● Instruction:
All lines in the data bearing the string "label" should be identified and copied.

--- start Records for this task ---

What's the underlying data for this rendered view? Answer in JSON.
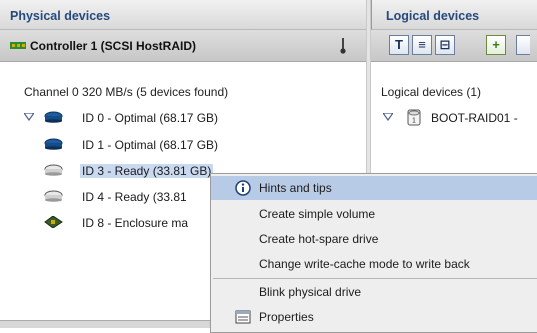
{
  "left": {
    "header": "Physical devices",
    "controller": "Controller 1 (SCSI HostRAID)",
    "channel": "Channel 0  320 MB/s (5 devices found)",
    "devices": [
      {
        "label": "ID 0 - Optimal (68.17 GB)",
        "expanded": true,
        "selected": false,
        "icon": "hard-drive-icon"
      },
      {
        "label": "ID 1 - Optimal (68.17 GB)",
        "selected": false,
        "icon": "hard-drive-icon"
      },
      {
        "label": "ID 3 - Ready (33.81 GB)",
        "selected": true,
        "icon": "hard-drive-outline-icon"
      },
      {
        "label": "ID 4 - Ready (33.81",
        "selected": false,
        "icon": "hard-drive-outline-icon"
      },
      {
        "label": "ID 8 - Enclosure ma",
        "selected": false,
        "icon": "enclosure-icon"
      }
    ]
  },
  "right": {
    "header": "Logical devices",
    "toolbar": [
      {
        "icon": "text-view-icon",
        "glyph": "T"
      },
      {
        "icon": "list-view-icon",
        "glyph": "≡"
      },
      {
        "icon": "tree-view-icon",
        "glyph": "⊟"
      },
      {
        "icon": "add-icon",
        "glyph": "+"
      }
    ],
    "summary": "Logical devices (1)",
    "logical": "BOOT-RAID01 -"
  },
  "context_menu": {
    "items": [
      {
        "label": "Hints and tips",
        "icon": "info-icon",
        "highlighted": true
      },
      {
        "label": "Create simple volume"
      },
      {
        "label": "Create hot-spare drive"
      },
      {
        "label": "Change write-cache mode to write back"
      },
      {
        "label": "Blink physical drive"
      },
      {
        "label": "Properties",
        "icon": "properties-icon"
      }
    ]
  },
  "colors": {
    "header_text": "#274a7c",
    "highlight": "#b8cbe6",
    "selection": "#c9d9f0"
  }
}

--- end Records for this task ---

● Solution for this exercise:
        "label": "ID 0 - Optimal (68.17 GB)",
        "label": "ID 1 - Optimal (68.17 GB)",
        "label": "ID 3 - Ready (33.81 GB)",
        "label": "ID 4 - Ready (33.81",
        "label": "ID 8 - Enclosure ma",
        "label": "Hints and tips",
        "label": "Create simple volume"
        "label": "Create hot-spare drive"
        "label": "Change write-cache mode to write back"
        "label": "Blink physical drive"
        "label": "Properties",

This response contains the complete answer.